++++ Material provided ++++

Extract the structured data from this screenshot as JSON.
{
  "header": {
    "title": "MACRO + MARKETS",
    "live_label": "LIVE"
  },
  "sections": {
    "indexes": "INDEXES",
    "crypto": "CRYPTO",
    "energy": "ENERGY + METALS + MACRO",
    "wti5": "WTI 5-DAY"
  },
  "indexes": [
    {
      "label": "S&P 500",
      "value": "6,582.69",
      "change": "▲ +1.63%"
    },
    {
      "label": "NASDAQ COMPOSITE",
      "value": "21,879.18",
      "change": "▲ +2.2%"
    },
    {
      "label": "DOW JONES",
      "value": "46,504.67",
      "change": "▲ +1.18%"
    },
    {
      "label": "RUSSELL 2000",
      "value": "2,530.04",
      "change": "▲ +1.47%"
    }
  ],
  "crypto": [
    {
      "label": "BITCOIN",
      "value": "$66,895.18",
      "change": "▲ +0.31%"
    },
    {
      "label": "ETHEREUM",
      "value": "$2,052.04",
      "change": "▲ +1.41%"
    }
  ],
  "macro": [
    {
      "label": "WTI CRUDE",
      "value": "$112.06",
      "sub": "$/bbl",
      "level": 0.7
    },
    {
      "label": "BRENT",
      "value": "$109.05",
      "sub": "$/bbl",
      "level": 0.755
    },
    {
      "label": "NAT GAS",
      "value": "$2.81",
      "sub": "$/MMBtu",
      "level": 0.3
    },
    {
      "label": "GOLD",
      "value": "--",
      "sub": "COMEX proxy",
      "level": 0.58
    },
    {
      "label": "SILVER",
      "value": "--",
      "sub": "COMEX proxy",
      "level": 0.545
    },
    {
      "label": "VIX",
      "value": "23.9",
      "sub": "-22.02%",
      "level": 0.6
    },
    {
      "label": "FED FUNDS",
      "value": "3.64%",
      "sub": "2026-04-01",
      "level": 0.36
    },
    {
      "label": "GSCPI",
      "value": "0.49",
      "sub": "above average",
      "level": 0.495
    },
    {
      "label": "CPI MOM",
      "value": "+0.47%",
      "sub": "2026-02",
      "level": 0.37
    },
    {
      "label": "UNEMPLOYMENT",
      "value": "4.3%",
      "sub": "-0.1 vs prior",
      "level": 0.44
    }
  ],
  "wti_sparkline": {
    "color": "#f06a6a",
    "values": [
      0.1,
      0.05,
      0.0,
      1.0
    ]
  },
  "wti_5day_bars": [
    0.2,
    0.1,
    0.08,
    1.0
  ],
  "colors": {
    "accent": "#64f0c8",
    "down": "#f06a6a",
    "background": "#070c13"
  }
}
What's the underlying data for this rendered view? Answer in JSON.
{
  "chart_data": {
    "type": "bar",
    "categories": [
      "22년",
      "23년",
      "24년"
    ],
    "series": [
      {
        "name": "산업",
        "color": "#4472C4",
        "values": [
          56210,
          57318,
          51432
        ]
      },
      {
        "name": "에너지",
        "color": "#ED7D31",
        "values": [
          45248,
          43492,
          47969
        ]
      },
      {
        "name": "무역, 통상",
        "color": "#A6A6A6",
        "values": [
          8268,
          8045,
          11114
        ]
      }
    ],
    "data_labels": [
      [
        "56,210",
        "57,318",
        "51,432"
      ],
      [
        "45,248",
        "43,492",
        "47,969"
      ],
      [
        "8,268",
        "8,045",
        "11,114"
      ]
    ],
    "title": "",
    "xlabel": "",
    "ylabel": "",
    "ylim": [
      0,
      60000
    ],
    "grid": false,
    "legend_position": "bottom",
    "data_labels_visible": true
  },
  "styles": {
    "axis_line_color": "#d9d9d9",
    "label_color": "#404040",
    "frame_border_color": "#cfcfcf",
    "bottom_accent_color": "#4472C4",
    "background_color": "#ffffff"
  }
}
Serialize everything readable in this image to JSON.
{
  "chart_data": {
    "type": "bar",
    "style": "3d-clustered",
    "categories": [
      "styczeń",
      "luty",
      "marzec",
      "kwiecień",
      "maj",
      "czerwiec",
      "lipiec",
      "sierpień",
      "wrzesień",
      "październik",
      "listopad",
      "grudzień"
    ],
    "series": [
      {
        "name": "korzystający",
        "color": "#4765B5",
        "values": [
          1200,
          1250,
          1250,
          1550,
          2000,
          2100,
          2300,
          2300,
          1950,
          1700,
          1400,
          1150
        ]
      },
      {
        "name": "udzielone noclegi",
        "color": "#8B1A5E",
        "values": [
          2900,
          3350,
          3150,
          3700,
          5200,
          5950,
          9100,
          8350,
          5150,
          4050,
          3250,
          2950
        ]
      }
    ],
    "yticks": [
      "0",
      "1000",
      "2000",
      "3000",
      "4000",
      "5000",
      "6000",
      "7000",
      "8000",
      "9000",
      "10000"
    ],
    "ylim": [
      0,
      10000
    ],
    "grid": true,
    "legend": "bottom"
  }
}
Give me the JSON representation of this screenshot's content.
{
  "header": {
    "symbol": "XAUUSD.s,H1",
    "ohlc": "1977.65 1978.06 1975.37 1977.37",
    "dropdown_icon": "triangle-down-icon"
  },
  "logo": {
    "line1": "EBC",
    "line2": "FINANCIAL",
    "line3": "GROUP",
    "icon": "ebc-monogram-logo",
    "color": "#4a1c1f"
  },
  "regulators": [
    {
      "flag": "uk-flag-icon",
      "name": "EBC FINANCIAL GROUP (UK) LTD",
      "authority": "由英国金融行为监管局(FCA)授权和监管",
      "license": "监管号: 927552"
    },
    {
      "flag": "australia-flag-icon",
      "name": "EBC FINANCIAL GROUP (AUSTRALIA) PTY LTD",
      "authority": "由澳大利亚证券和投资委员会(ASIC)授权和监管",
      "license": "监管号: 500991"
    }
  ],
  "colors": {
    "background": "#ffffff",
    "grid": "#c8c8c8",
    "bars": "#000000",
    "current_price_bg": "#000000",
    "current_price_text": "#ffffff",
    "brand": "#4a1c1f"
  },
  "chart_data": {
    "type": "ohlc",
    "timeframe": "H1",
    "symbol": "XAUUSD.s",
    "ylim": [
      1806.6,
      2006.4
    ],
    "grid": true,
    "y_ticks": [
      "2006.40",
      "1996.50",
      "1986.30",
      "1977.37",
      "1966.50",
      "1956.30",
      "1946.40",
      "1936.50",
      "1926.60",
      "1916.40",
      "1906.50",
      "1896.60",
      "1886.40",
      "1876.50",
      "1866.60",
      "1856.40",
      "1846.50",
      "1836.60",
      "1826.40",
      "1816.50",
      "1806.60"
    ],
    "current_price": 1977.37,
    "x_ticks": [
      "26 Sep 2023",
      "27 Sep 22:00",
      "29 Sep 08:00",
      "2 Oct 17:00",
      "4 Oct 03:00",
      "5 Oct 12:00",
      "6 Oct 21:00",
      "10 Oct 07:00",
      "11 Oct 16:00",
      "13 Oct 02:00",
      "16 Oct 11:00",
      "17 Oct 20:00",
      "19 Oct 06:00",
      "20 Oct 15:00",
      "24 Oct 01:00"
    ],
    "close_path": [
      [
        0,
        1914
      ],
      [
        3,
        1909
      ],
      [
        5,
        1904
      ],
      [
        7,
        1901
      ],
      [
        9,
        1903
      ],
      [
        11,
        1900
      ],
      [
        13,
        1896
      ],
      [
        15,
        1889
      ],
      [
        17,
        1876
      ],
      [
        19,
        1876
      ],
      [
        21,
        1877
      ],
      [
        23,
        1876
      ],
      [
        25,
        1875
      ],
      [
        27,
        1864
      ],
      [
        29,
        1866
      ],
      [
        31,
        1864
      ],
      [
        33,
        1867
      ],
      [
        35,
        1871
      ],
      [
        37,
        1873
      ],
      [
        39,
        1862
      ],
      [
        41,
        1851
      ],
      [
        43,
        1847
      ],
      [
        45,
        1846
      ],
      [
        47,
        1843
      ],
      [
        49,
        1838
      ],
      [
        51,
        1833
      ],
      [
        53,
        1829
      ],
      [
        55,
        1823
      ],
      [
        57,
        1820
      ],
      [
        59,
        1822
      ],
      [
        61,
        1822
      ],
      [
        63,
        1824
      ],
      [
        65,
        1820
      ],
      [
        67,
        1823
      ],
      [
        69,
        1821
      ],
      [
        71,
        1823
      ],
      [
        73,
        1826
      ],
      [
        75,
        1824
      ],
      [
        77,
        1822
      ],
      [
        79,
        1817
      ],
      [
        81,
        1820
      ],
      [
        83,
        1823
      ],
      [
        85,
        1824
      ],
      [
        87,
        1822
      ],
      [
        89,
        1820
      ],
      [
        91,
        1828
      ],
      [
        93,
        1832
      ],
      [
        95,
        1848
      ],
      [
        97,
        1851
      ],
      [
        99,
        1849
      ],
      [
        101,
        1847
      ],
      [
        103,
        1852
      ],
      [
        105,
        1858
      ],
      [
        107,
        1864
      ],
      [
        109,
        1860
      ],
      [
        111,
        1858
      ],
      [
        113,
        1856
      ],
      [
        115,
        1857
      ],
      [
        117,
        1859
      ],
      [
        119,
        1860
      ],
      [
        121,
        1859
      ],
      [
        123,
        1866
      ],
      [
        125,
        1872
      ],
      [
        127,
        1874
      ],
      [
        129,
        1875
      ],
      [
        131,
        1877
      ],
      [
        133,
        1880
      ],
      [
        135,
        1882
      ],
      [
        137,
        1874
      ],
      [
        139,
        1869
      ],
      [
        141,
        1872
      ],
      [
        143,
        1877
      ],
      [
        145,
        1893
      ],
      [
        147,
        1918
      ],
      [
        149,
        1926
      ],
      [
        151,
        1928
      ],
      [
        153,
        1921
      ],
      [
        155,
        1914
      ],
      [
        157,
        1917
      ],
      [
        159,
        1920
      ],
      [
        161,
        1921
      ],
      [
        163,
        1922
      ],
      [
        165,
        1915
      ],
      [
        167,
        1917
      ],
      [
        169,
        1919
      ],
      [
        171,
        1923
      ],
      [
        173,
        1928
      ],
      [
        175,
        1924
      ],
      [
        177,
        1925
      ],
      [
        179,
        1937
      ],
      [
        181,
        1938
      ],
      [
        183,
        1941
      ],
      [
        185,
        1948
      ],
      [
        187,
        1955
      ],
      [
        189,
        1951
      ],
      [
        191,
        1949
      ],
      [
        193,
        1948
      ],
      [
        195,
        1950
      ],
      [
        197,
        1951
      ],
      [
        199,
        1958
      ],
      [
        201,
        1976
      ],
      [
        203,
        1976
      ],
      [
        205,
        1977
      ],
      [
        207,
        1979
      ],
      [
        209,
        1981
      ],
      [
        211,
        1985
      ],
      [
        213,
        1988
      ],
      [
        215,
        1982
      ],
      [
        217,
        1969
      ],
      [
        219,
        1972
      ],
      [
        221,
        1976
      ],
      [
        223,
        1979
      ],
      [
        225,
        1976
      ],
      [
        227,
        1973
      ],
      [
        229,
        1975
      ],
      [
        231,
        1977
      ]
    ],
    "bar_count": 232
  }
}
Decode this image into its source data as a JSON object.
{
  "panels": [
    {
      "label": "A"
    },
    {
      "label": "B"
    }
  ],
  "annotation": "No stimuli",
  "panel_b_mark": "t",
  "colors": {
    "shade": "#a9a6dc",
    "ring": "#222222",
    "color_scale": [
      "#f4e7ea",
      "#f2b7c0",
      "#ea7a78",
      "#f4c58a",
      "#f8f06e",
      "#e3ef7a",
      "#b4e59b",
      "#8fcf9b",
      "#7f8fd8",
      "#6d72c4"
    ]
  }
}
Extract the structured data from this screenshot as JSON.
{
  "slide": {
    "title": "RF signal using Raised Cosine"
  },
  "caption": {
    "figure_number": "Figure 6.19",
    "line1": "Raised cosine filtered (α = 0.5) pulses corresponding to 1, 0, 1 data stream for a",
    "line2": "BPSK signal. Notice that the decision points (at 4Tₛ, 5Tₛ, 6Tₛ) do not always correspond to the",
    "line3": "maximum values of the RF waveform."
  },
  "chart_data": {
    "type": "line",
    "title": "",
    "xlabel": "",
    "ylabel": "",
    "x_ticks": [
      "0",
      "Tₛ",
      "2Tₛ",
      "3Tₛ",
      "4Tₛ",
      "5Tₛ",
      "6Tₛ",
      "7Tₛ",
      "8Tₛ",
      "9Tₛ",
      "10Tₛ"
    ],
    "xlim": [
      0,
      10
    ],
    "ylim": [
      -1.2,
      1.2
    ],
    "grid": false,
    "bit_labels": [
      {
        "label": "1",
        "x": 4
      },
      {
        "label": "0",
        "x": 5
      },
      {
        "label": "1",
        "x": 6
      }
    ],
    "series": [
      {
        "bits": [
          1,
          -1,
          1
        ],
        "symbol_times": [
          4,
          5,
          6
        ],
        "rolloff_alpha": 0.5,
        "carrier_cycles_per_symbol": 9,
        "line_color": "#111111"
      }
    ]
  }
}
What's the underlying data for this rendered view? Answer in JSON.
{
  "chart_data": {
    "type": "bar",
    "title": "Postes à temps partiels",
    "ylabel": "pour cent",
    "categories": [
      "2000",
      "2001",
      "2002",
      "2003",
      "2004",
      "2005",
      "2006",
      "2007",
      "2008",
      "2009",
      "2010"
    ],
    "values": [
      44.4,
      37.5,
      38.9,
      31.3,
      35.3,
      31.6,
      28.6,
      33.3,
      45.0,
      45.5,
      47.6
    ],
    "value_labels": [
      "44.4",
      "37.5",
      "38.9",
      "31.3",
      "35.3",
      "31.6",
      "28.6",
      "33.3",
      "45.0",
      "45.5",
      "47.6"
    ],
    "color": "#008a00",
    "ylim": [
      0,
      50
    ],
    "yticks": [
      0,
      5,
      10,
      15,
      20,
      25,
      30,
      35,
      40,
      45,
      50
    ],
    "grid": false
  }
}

++++

All lines above with "level" in them should be returned.

      "level": 0.7
      "level": 0.755
      "level": 0.3
      "level": 0.58
      "level": 0.545
      "level": 0.6
      "level": 0.36
      "level": 0.495
      "level": 0.37
      "level": 0.44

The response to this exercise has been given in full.